Aim
Retype the rows below from the first one through the line containing "aws-logo: aws — [198, 947, 258, 1007]", including both of those lines.

Records provided

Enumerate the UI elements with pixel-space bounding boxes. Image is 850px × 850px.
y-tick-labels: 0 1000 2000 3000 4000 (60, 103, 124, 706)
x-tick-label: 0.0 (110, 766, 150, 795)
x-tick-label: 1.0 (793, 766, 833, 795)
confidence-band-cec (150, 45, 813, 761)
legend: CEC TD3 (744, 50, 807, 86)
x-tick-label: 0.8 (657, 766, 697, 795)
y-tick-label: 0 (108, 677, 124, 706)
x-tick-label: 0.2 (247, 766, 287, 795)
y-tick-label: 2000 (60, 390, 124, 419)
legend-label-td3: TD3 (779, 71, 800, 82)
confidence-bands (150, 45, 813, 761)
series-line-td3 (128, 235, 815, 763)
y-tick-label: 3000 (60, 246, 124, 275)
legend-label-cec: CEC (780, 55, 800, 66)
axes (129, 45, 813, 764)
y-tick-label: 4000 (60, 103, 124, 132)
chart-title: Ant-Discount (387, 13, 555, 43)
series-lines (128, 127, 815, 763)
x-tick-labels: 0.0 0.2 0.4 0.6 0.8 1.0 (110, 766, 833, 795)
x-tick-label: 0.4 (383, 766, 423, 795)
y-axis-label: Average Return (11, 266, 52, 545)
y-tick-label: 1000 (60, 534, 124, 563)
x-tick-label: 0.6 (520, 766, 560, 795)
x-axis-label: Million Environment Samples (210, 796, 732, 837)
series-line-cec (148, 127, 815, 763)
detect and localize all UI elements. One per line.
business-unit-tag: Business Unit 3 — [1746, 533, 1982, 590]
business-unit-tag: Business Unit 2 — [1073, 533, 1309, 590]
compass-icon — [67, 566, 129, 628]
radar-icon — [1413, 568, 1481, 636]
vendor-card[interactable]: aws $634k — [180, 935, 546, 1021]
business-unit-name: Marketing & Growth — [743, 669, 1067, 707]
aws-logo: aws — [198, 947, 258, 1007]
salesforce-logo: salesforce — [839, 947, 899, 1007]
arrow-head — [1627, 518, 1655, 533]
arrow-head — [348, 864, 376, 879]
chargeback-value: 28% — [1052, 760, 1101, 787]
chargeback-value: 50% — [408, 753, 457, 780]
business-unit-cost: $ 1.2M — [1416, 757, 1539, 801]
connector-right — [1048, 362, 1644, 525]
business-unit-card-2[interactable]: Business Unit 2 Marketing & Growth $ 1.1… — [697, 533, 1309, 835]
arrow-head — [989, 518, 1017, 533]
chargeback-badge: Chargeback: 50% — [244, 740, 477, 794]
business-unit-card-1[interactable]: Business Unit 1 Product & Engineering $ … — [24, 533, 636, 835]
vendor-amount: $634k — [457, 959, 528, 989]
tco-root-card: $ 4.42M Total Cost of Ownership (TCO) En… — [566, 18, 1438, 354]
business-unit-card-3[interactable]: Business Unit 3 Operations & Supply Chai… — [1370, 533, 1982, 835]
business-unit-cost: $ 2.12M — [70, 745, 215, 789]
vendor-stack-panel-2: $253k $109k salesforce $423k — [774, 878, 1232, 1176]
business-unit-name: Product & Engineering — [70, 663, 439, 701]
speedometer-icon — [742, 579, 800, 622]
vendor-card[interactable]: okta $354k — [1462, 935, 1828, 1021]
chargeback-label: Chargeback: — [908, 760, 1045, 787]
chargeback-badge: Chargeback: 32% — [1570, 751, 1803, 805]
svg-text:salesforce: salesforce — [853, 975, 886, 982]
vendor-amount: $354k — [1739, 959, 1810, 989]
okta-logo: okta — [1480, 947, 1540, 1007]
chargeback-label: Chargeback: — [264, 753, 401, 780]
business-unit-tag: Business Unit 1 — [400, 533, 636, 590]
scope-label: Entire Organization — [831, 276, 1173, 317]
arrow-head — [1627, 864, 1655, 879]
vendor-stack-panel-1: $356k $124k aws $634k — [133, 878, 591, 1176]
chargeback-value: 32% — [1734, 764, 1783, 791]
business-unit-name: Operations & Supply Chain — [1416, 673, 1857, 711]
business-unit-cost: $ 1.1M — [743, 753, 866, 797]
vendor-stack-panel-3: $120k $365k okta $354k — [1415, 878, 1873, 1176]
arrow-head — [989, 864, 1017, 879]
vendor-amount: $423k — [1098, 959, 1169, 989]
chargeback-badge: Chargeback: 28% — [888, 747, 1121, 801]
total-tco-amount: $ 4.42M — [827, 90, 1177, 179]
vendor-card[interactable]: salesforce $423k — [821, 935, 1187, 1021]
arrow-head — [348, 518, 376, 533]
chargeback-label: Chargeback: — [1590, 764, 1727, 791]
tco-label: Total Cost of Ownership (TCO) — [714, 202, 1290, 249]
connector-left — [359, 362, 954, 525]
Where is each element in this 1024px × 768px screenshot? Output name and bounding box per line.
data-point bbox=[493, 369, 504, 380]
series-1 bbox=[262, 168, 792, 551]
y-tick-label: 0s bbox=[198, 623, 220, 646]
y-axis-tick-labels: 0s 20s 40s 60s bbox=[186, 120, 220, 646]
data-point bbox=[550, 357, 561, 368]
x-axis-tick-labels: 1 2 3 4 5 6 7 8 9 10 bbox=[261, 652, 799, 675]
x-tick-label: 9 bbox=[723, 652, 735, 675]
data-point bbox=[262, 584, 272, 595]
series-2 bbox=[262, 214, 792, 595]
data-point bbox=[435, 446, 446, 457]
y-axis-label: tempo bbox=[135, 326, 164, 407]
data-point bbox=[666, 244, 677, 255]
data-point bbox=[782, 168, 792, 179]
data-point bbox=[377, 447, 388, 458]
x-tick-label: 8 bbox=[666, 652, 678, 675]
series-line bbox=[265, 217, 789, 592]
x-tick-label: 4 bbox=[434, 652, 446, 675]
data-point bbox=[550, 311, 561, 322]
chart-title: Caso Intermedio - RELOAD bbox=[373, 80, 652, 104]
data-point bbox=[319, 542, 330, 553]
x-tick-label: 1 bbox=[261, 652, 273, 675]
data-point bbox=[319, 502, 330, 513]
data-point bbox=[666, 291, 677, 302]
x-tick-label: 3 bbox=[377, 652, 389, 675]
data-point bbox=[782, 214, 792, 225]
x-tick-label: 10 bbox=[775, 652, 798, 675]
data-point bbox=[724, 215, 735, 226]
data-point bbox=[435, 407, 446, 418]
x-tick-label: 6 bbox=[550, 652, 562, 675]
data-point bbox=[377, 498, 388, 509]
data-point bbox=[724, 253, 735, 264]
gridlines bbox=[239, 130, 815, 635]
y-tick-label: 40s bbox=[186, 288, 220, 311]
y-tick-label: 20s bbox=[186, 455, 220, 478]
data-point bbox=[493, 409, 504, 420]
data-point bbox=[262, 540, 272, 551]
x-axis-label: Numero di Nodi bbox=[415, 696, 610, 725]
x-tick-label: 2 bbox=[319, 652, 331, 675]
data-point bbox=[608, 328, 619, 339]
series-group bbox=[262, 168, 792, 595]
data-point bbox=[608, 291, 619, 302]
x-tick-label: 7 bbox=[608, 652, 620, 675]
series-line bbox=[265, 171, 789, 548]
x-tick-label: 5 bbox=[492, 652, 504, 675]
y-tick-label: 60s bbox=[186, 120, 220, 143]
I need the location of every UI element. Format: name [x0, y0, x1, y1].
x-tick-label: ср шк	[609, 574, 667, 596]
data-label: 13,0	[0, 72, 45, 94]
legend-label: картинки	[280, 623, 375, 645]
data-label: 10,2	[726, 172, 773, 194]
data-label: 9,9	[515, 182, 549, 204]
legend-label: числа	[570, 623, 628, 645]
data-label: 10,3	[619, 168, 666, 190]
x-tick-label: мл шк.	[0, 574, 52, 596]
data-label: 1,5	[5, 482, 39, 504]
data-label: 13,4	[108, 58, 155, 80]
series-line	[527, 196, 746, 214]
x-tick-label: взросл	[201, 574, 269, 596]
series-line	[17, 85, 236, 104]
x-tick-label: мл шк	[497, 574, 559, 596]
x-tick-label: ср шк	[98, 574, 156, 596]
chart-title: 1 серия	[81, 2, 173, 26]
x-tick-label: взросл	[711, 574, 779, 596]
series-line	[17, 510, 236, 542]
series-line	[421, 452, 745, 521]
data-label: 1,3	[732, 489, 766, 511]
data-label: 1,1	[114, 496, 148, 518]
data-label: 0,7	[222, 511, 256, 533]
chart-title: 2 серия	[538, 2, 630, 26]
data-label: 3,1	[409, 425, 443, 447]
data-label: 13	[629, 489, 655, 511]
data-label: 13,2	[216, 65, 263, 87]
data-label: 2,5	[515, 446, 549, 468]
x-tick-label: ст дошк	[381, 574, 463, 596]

Task solution
Enumerate the UI elements with pixel-space bounding boxes. Image is 850px × 850px.
y-tick-labels: 0 1000 2000 3000 4000 (60, 103, 124, 706)
x-tick-label: 0.0 (110, 766, 150, 795)
x-tick-label: 1.0 (793, 766, 833, 795)
confidence-band-cec (150, 45, 813, 761)
legend: CEC TD3 (744, 50, 807, 86)
x-tick-label: 0.8 (657, 766, 697, 795)
y-tick-label: 0 (108, 677, 124, 706)
x-tick-label: 0.2 (247, 766, 287, 795)
y-tick-label: 2000 (60, 390, 124, 419)
legend-label-td3: TD3 (779, 71, 800, 82)
confidence-bands (150, 45, 813, 761)
series-line-td3 (128, 235, 815, 763)
y-tick-label: 3000 (60, 246, 124, 275)
legend-label-cec: CEC (780, 55, 800, 66)
axes (129, 45, 813, 764)
y-tick-label: 4000 (60, 103, 124, 132)
chart-title: Ant-Discount (387, 13, 555, 43)
series-lines (128, 127, 815, 763)
x-tick-labels: 0.0 0.2 0.4 0.6 0.8 1.0 (110, 766, 833, 795)
x-tick-label: 0.4 (383, 766, 423, 795)
y-axis-label: Average Return (11, 266, 52, 545)
y-tick-label: 1000 (60, 534, 124, 563)
x-tick-label: 0.6 (520, 766, 560, 795)
x-axis-label: Million Environment Samples (210, 796, 732, 837)
series-line-cec (148, 127, 815, 763)
detect and localize all UI elements. One per line.
business-unit-tag: Business Unit 3 — [1746, 533, 1982, 590]
business-unit-tag: Business Unit 2 — [1073, 533, 1309, 590]
compass-icon — [67, 566, 129, 628]
radar-icon — [1413, 568, 1481, 636]
vendor-card[interactable]: aws $634k — [180, 935, 546, 1021]
business-unit-name: Marketing & Growth — [743, 669, 1067, 707]
aws-logo: aws — [198, 947, 258, 1007]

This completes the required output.